start PROVIDED DATA

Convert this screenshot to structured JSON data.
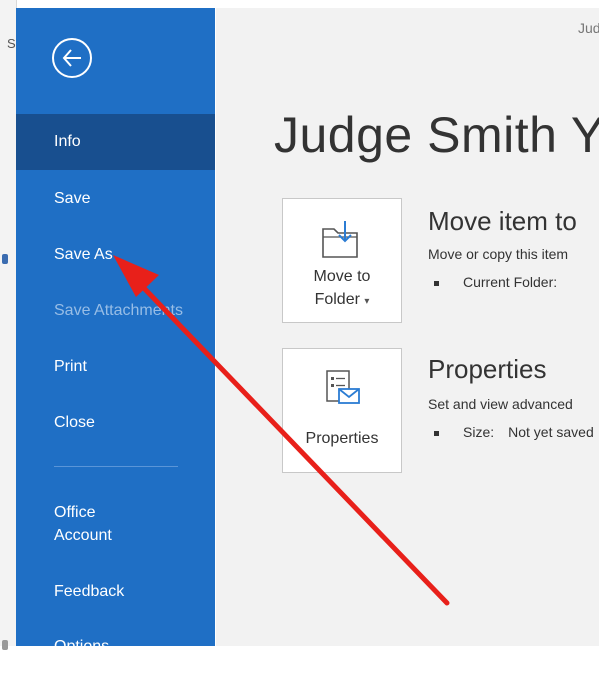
{
  "background_window": {
    "letter": "S"
  },
  "nav": {
    "back_icon": "back-arrow-icon",
    "items": [
      {
        "label": "Info",
        "state": "active"
      },
      {
        "label": "Save",
        "state": "normal"
      },
      {
        "label": "Save As",
        "state": "normal"
      },
      {
        "label": "Save Attachments",
        "state": "disabled"
      },
      {
        "label": "Print",
        "state": "normal"
      },
      {
        "label": "Close",
        "state": "normal"
      }
    ],
    "bottom_items": [
      {
        "label_line1": "Office",
        "label_line2": "Account"
      },
      {
        "label": "Feedback"
      },
      {
        "label": "Options"
      }
    ]
  },
  "main": {
    "doc_title_small": "Judge Smith",
    "page_title": "Judge Smith Y",
    "move_section": {
      "button_line1": "Move to",
      "button_line2": "Folder",
      "button_caret": "▾",
      "title": "Move item to",
      "description": "Move or copy this item",
      "bullet_key": "Current Folder:",
      "bullet_value": ""
    },
    "properties_section": {
      "button_label": "Properties",
      "title": "Properties",
      "description": "Set and view advanced",
      "bullet_key": "Size:",
      "bullet_value": "Not yet saved"
    }
  },
  "colors": {
    "nav_bg": "#1f6fc5",
    "nav_active": "#184f8f",
    "nav_disabled_text": "#97bde6",
    "main_bg": "#f2f2f2",
    "annotation_arrow": "#e8201a"
  },
  "annotation": {
    "type": "arrow",
    "points_to": "Save As"
  }
}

end PROVIDED DATA

* **TO DO**:
Leave out the pictures and transcribe everything else exactly.

* **ANSWER FOR THIS EXERCISE**:
Convert this screenshot to structured JSON data.
{
  "background_window": {
    "letter": "S"
  },
  "nav": {
    "back_icon": "back-arrow-icon",
    "items": [
      {
        "label": "Info",
        "state": "active"
      },
      {
        "label": "Save",
        "state": "normal"
      },
      {
        "label": "Save As",
        "state": "normal"
      },
      {
        "label": "Save Attachments",
        "state": "disabled"
      },
      {
        "label": "Print",
        "state": "normal"
      },
      {
        "label": "Close",
        "state": "normal"
      }
    ],
    "bottom_items": [
      {
        "label_line1": "Office",
        "label_line2": "Account"
      },
      {
        "label": "Feedback"
      },
      {
        "label": "Options"
      }
    ]
  },
  "main": {
    "doc_title_small": "Judge Smith",
    "page_title": "Judge Smith Y",
    "move_section": {
      "button_line1": "Move to",
      "button_line2": "Folder",
      "button_caret": "▾",
      "title": "Move item to",
      "description": "Move or copy this item",
      "bullet_key": "Current Folder:",
      "bullet_value": ""
    },
    "properties_section": {
      "button_label": "Properties",
      "title": "Properties",
      "description": "Set and view advanced",
      "bullet_key": "Size:",
      "bullet_value": "Not yet saved"
    }
  },
  "colors": {
    "nav_bg": "#1f6fc5",
    "nav_active": "#184f8f",
    "nav_disabled_text": "#97bde6",
    "main_bg": "#f2f2f2",
    "annotation_arrow": "#e8201a"
  },
  "annotation": {
    "type": "arrow",
    "points_to": "Save As"
  }
}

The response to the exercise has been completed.